Data entries for graphics:
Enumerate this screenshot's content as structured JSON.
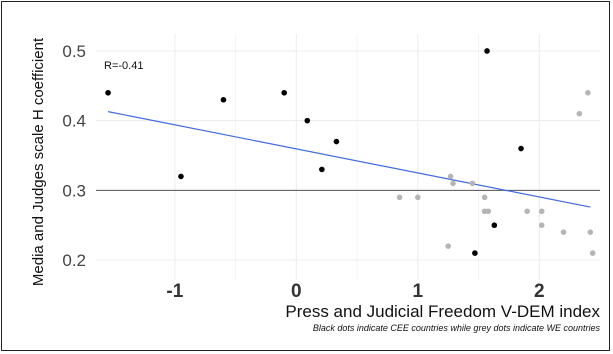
{
  "chart_data": {
    "type": "scatter",
    "title": "",
    "xlabel": "Press and Judicial Freedom V-DEM index",
    "ylabel": "Media and Judges scale H coefficient",
    "caption": "Black dots indicate CEE countries while grey dots indicate WE countries",
    "annotation": "R=-0.41",
    "xlim": [
      -1.6,
      2.5
    ],
    "ylim": [
      0.18,
      0.51
    ],
    "x_ticks": [
      -1,
      0,
      1,
      2
    ],
    "y_ticks": [
      0.2,
      0.3,
      0.4,
      0.5
    ],
    "x_tick_labels": [
      "-1",
      "0",
      "1",
      "2"
    ],
    "y_tick_labels": [
      "0.2",
      "0.3",
      "0.4",
      "0.5"
    ],
    "grid": true,
    "reference_line_y": 0.3,
    "trend_line": {
      "x": [
        -1.55,
        2.42
      ],
      "y": [
        0.413,
        0.276
      ],
      "color": "#4169e1"
    },
    "series": [
      {
        "color": "#000000",
        "points": [
          {
            "x": -1.55,
            "y": 0.44
          },
          {
            "x": -0.95,
            "y": 0.32
          },
          {
            "x": -0.6,
            "y": 0.43
          },
          {
            "x": -0.1,
            "y": 0.44
          },
          {
            "x": 0.09,
            "y": 0.4
          },
          {
            "x": 0.21,
            "y": 0.33
          },
          {
            "x": 0.33,
            "y": 0.37
          },
          {
            "x": 1.47,
            "y": 0.21
          },
          {
            "x": 1.57,
            "y": 0.5
          },
          {
            "x": 1.63,
            "y": 0.25
          },
          {
            "x": 1.85,
            "y": 0.36
          }
        ]
      },
      {
        "color": "#b5b5b5",
        "points": [
          {
            "x": 0.85,
            "y": 0.29
          },
          {
            "x": 1.0,
            "y": 0.29
          },
          {
            "x": 1.25,
            "y": 0.22
          },
          {
            "x": 1.27,
            "y": 0.32
          },
          {
            "x": 1.29,
            "y": 0.31
          },
          {
            "x": 1.45,
            "y": 0.31
          },
          {
            "x": 1.55,
            "y": 0.29
          },
          {
            "x": 1.55,
            "y": 0.27
          },
          {
            "x": 1.58,
            "y": 0.27
          },
          {
            "x": 1.9,
            "y": 0.27
          },
          {
            "x": 2.02,
            "y": 0.27
          },
          {
            "x": 2.02,
            "y": 0.25
          },
          {
            "x": 2.2,
            "y": 0.24
          },
          {
            "x": 2.33,
            "y": 0.41
          },
          {
            "x": 2.4,
            "y": 0.44
          },
          {
            "x": 2.42,
            "y": 0.24
          },
          {
            "x": 2.44,
            "y": 0.21
          }
        ]
      }
    ]
  }
}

Exercise objective:
All entries must be written out again exactly as given, with no pictures in the copy.

Exercise result:
Enumerate this screenshot's content as structured JSON.
{
  "chart_data": {
    "type": "scatter",
    "title": "",
    "xlabel": "Press and Judicial Freedom V-DEM index",
    "ylabel": "Media and Judges scale H coefficient",
    "caption": "Black dots indicate CEE countries while grey dots indicate WE countries",
    "annotation": "R=-0.41",
    "xlim": [
      -1.6,
      2.5
    ],
    "ylim": [
      0.18,
      0.51
    ],
    "x_ticks": [
      -1,
      0,
      1,
      2
    ],
    "y_ticks": [
      0.2,
      0.3,
      0.4,
      0.5
    ],
    "x_tick_labels": [
      "-1",
      "0",
      "1",
      "2"
    ],
    "y_tick_labels": [
      "0.2",
      "0.3",
      "0.4",
      "0.5"
    ],
    "grid": true,
    "reference_line_y": 0.3,
    "trend_line": {
      "x": [
        -1.55,
        2.42
      ],
      "y": [
        0.413,
        0.276
      ],
      "color": "#4169e1"
    },
    "series": [
      {
        "color": "#000000",
        "points": [
          {
            "x": -1.55,
            "y": 0.44
          },
          {
            "x": -0.95,
            "y": 0.32
          },
          {
            "x": -0.6,
            "y": 0.43
          },
          {
            "x": -0.1,
            "y": 0.44
          },
          {
            "x": 0.09,
            "y": 0.4
          },
          {
            "x": 0.21,
            "y": 0.33
          },
          {
            "x": 0.33,
            "y": 0.37
          },
          {
            "x": 1.47,
            "y": 0.21
          },
          {
            "x": 1.57,
            "y": 0.5
          },
          {
            "x": 1.63,
            "y": 0.25
          },
          {
            "x": 1.85,
            "y": 0.36
          }
        ]
      },
      {
        "color": "#b5b5b5",
        "points": [
          {
            "x": 0.85,
            "y": 0.29
          },
          {
            "x": 1.0,
            "y": 0.29
          },
          {
            "x": 1.25,
            "y": 0.22
          },
          {
            "x": 1.27,
            "y": 0.32
          },
          {
            "x": 1.29,
            "y": 0.31
          },
          {
            "x": 1.45,
            "y": 0.31
          },
          {
            "x": 1.55,
            "y": 0.29
          },
          {
            "x": 1.55,
            "y": 0.27
          },
          {
            "x": 1.58,
            "y": 0.27
          },
          {
            "x": 1.9,
            "y": 0.27
          },
          {
            "x": 2.02,
            "y": 0.27
          },
          {
            "x": 2.02,
            "y": 0.25
          },
          {
            "x": 2.2,
            "y": 0.24
          },
          {
            "x": 2.33,
            "y": 0.41
          },
          {
            "x": 2.4,
            "y": 0.44
          },
          {
            "x": 2.42,
            "y": 0.24
          },
          {
            "x": 2.44,
            "y": 0.21
          }
        ]
      }
    ]
  }
}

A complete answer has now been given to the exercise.